• _Exercise task_: Copy out each line that includes the word "category".
################
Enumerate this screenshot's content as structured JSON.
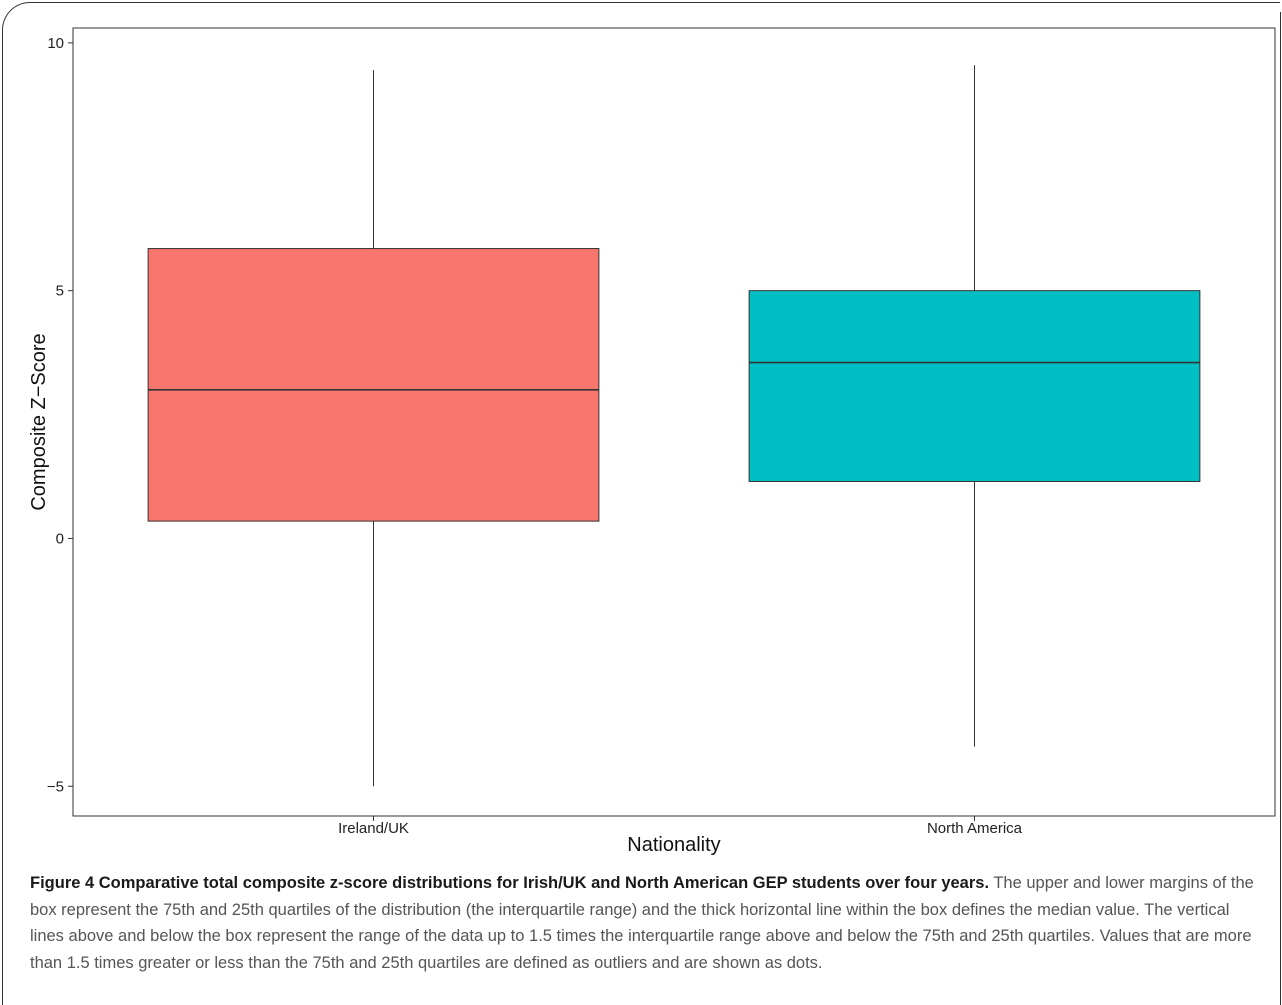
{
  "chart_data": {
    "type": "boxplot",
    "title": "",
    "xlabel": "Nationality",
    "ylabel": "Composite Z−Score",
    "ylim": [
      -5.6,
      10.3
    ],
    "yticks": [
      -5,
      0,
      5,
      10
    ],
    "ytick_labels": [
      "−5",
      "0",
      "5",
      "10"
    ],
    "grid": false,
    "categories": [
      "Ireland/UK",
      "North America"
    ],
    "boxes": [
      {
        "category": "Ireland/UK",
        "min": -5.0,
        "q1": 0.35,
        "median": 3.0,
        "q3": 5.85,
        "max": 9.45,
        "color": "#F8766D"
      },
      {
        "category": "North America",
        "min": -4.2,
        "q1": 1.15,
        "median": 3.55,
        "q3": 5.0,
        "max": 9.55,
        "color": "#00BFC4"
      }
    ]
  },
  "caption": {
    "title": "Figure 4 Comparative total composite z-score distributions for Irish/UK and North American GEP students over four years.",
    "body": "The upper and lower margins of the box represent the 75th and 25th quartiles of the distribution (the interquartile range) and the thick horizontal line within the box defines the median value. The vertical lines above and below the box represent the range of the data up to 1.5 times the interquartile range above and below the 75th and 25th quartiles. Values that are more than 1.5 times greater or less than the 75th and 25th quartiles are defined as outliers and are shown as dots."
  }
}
################
• _Exercise answer_:
        "category": "Ireland/UK",
        "category": "North America",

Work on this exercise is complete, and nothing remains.